# CONSEGNA 1
Elenca tutte le persone chiamate per nome nel brano sull'attrazione per i rumors.
# CONSEGNA 2
Traduci in inglese questa frase del brano sull'attrazione per i rumors: "Se una notizia illustra la visione della realtà del nostro gruppo di riferimento, la condividiamo senza aspettare di verificare i fatti."
# CONSEGNA 3
Scrivi il seguito del brano sull'attrazione per i rumors, riprendendo subito dopo la sua ultima frase.

# BRANO FORNITO
L’attrazione per i rumors ci distingue dai robots
Questa forza espansiva non è nuova. Raccontare frottole e diffonderle è una delle attività a cui gli esseri umani hanno dedicato più tempo nel corso della storia. Santiago Ramon y Cajal affermava: “L’uomo è un essere sociale la cui intelligenza per essere stimolata richiede il ronzio dell’alveare”. Nel suo libro “Le ombre della mente”, il fisico britannico Roger Penrose suggeriva che il gusto per le storie incerte è un buon espediente per gli aspetti non confutabili della mente: cioè, i fattori che ci distinguono dalle macchine che usano l’intelligenza artificiale. E forse questo il motivo per cui la rivoluzione digitale non ha diminuito l’impatto delle leggende metropolitane, piuttosto il contrario: nonostante le attuali possibilità di smentirle gli esseri umani preferiscono ricorrere agli strumenti tecnologici per moltiplicarle.
Se una notizia illustra la visione della realtà del nostro gruppo di riferimento, la condividiamo senza aspettare di verificare i fatti.
Un esempio: dopo l’attentato di Parigi del 13 novembre 2015, Veerender Jubbal è stato scambiato per jihadista.

# RIGHE ESTRATTE
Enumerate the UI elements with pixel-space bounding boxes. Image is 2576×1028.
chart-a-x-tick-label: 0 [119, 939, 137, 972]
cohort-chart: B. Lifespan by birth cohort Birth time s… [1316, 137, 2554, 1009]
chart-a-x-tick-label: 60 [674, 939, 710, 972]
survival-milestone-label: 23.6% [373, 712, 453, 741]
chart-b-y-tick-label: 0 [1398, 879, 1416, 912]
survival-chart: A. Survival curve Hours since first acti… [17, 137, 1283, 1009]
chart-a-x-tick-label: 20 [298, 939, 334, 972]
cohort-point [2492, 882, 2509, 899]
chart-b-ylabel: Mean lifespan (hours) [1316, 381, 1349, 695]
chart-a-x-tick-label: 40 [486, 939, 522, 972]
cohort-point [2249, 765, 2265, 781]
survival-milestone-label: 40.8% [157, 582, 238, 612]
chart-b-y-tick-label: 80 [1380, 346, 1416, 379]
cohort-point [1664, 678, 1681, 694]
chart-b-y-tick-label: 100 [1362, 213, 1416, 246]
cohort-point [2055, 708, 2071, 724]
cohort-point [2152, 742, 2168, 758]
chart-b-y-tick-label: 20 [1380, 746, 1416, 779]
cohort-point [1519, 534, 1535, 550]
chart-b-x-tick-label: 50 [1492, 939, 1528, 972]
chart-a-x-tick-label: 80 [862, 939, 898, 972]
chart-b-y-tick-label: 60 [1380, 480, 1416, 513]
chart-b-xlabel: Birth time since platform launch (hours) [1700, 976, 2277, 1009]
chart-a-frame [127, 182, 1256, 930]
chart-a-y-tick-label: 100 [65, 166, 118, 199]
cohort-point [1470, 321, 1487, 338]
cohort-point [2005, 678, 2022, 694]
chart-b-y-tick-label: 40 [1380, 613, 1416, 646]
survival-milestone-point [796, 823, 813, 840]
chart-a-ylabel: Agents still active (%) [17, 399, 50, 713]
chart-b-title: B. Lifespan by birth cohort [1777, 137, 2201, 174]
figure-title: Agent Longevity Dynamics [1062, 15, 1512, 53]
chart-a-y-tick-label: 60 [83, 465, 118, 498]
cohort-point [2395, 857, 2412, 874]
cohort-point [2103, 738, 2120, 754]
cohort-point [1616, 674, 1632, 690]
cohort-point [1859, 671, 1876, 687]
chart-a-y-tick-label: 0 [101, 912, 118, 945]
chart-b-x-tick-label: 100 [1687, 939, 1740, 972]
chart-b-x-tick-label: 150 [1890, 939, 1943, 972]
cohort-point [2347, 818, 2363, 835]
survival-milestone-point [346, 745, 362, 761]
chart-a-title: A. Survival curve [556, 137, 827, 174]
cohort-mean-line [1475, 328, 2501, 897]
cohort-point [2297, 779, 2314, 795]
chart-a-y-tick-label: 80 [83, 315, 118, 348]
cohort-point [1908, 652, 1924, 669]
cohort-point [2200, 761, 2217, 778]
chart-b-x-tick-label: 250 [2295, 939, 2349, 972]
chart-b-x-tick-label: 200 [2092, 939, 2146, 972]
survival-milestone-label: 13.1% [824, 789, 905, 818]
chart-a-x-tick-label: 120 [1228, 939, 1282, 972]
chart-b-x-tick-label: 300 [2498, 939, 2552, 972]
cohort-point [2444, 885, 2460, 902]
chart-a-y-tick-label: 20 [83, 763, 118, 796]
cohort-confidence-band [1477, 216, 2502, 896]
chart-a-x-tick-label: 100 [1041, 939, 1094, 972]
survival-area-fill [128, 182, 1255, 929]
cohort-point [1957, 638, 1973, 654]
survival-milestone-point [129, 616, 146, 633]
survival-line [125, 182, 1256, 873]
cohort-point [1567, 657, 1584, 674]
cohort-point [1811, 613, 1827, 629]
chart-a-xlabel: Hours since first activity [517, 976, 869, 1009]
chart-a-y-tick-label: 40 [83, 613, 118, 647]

# SOLUZIONE 1
Santiago Ramon y Cajal
Roger Penrose
Veerender Jubbal

# SOLUZIONE 2
If a piece of news illustrates our reference group's view of reality, we share it without waiting to check the facts.

# SOLUZIONE 3
In realtà è un giornalista canadese, non ha niente a che vedere con Isis e jihad, ma la sua immagine photoshoppata è finita sulle prime pagine di alcune delle principali testate europee, che ne hanno parlato come di uno dei responsabili degli attacchi di Parigi. La foto utilizzata è stata quella di un suo selfie davanti allo specchio, con un iPad in mano. Qualcuno, con Photoshop, ha modificato l’immagine, trasformando il device in un Corano e la sua camicia in un giubbotto da kamikaze. La somiglianza della foto, che si incastrava perfettamente con la visione che il pubblico ha dei terroristi islamici, lo ha convertito nell’icona del massacro nonostante il protagonista fosse un Sikh, una religione non musulmana, e che gli oggetti discriminatori siano stati introdotti in seguito ad una sordida manipolazione.
Tutto ciò si collega con un altro motivo per diffondere bufale: la manipolazione politica. Le bufale che circolavano durante le ultime elezioni americane, per esempio, corrispondono a tale motivazione. Mille messaggi annunciavano sui social network l’assassinio dell’agente dell’FBI che ha diffuso le mail della leader democratica; l’appoggio incondizionato di Papa Francesco a Donald Trump; o le rivelazioni di WikiLeaks, secondo cui Hillary Clinton ha venduto armi allo stato islamico.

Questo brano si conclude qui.